DIRECTION: Repeat every line below exactly, word for word.

— START DATASET CONTENT —

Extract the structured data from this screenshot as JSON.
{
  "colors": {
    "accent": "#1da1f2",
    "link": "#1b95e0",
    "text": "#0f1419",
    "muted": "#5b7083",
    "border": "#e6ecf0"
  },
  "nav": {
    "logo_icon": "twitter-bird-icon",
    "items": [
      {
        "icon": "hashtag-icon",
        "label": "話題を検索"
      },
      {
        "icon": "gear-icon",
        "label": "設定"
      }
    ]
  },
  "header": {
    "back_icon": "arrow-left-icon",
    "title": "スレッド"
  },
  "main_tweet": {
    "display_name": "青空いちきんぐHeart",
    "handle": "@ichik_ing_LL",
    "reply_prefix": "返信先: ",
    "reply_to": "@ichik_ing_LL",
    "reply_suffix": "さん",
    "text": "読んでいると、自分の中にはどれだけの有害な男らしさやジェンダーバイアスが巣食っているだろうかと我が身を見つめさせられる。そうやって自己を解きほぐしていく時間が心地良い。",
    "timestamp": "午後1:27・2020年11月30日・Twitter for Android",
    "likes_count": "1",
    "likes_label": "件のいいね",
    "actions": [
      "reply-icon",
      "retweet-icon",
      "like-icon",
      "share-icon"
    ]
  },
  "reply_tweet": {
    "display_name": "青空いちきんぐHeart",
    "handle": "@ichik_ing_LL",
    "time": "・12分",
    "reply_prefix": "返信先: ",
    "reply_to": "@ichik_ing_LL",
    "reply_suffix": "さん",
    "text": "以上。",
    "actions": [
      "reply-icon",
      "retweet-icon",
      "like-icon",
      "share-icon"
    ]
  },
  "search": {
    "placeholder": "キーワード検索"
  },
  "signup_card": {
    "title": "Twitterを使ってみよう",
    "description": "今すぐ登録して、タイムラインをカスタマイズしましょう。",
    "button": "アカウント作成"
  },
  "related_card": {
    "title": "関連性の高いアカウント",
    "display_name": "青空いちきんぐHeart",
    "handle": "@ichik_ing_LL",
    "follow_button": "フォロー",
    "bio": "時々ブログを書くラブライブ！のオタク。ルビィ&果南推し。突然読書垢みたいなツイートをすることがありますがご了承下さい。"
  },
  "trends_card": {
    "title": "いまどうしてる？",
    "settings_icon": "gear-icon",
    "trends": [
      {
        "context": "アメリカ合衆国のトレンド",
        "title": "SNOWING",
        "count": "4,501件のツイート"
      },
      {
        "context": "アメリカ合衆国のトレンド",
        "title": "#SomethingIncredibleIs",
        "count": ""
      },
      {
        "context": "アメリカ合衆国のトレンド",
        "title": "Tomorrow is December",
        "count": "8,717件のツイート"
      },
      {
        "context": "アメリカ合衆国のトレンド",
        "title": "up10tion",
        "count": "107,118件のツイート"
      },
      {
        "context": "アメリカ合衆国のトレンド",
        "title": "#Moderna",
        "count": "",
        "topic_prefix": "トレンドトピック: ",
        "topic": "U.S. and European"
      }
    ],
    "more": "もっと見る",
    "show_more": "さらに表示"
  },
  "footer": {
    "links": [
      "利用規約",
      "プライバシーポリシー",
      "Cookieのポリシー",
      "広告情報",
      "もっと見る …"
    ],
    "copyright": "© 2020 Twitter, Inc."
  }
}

— END DATASET CONTENT —

ANSWER IN FULL:
Extract the structured data from this screenshot as JSON.
{
  "colors": {
    "accent": "#1da1f2",
    "link": "#1b95e0",
    "text": "#0f1419",
    "muted": "#5b7083",
    "border": "#e6ecf0"
  },
  "nav": {
    "logo_icon": "twitter-bird-icon",
    "items": [
      {
        "icon": "hashtag-icon",
        "label": "話題を検索"
      },
      {
        "icon": "gear-icon",
        "label": "設定"
      }
    ]
  },
  "header": {
    "back_icon": "arrow-left-icon",
    "title": "スレッド"
  },
  "main_tweet": {
    "display_name": "青空いちきんぐHeart",
    "handle": "@ichik_ing_LL",
    "reply_prefix": "返信先: ",
    "reply_to": "@ichik_ing_LL",
    "reply_suffix": "さん",
    "text": "読んでいると、自分の中にはどれだけの有害な男らしさやジェンダーバイアスが巣食っているだろうかと我が身を見つめさせられる。そうやって自己を解きほぐしていく時間が心地良い。",
    "timestamp": "午後1:27・2020年11月30日・Twitter for Android",
    "likes_count": "1",
    "likes_label": "件のいいね",
    "actions": [
      "reply-icon",
      "retweet-icon",
      "like-icon",
      "share-icon"
    ]
  },
  "reply_tweet": {
    "display_name": "青空いちきんぐHeart",
    "handle": "@ichik_ing_LL",
    "time": "・12分",
    "reply_prefix": "返信先: ",
    "reply_to": "@ichik_ing_LL",
    "reply_suffix": "さん",
    "text": "以上。",
    "actions": [
      "reply-icon",
      "retweet-icon",
      "like-icon",
      "share-icon"
    ]
  },
  "search": {
    "placeholder": "キーワード検索"
  },
  "signup_card": {
    "title": "Twitterを使ってみよう",
    "description": "今すぐ登録して、タイムラインをカスタマイズしましょう。",
    "button": "アカウント作成"
  },
  "related_card": {
    "title": "関連性の高いアカウント",
    "display_name": "青空いちきんぐHeart",
    "handle": "@ichik_ing_LL",
    "follow_button": "フォロー",
    "bio": "時々ブログを書くラブライブ！のオタク。ルビィ&果南推し。突然読書垢みたいなツイートをすることがありますがご了承下さい。"
  },
  "trends_card": {
    "title": "いまどうしてる？",
    "settings_icon": "gear-icon",
    "trends": [
      {
        "context": "アメリカ合衆国のトレンド",
        "title": "SNOWING",
        "count": "4,501件のツイート"
      },
      {
        "context": "アメリカ合衆国のトレンド",
        "title": "#SomethingIncredibleIs",
        "count": ""
      },
      {
        "context": "アメリカ合衆国のトレンド",
        "title": "Tomorrow is December",
        "count": "8,717件のツイート"
      },
      {
        "context": "アメリカ合衆国のトレンド",
        "title": "up10tion",
        "count": "107,118件のツイート"
      },
      {
        "context": "アメリカ合衆国のトレンド",
        "title": "#Moderna",
        "count": "",
        "topic_prefix": "トレンドトピック: ",
        "topic": "U.S. and European"
      }
    ],
    "more": "もっと見る",
    "show_more": "さらに表示"
  },
  "footer": {
    "links": [
      "利用規約",
      "プライバシーポリシー",
      "Cookieのポリシー",
      "広告情報",
      "もっと見る …"
    ],
    "copyright": "© 2020 Twitter, Inc."
  }
}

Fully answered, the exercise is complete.